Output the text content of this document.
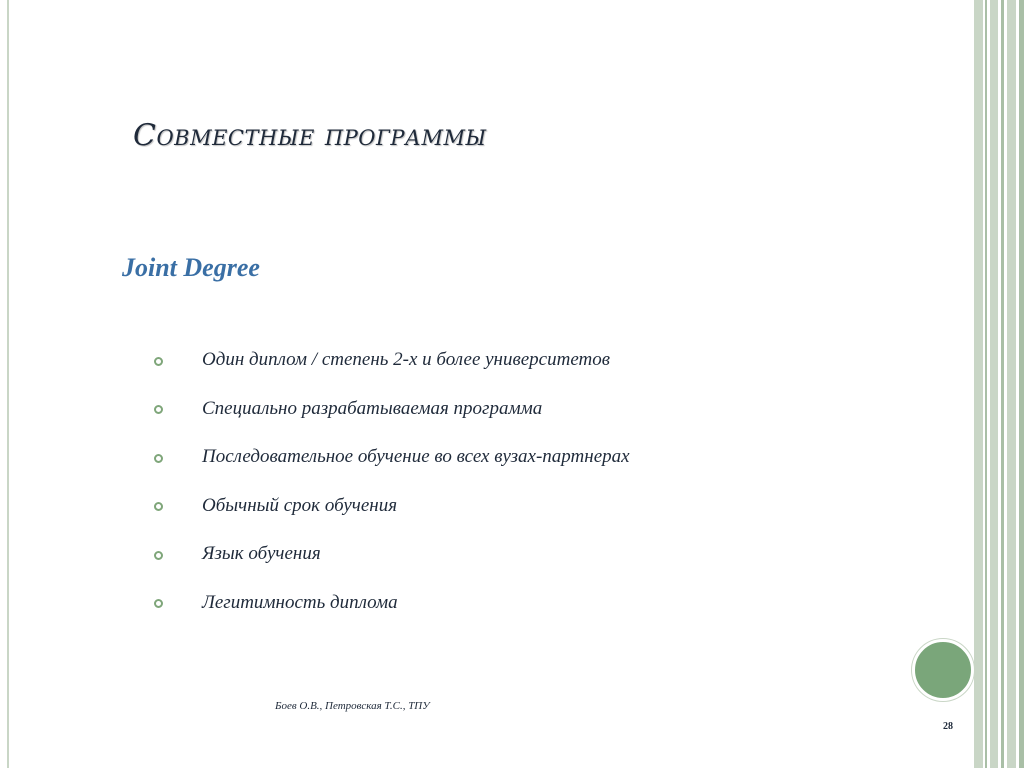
Совместные программы
Joint Degree
Один диплом / степень 2-х и более университетов
Специально разрабатываемая программа
Последовательное обучение во всех вузах-партнерах
Обычный срок обучения
Язык обучения
Легитимность диплома
Боев О.В., Петровская Т.С., ТПУ
28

— AIM —
Compute how many lines include the string "обучения", then give that number by itself.

— SOLUTION —
2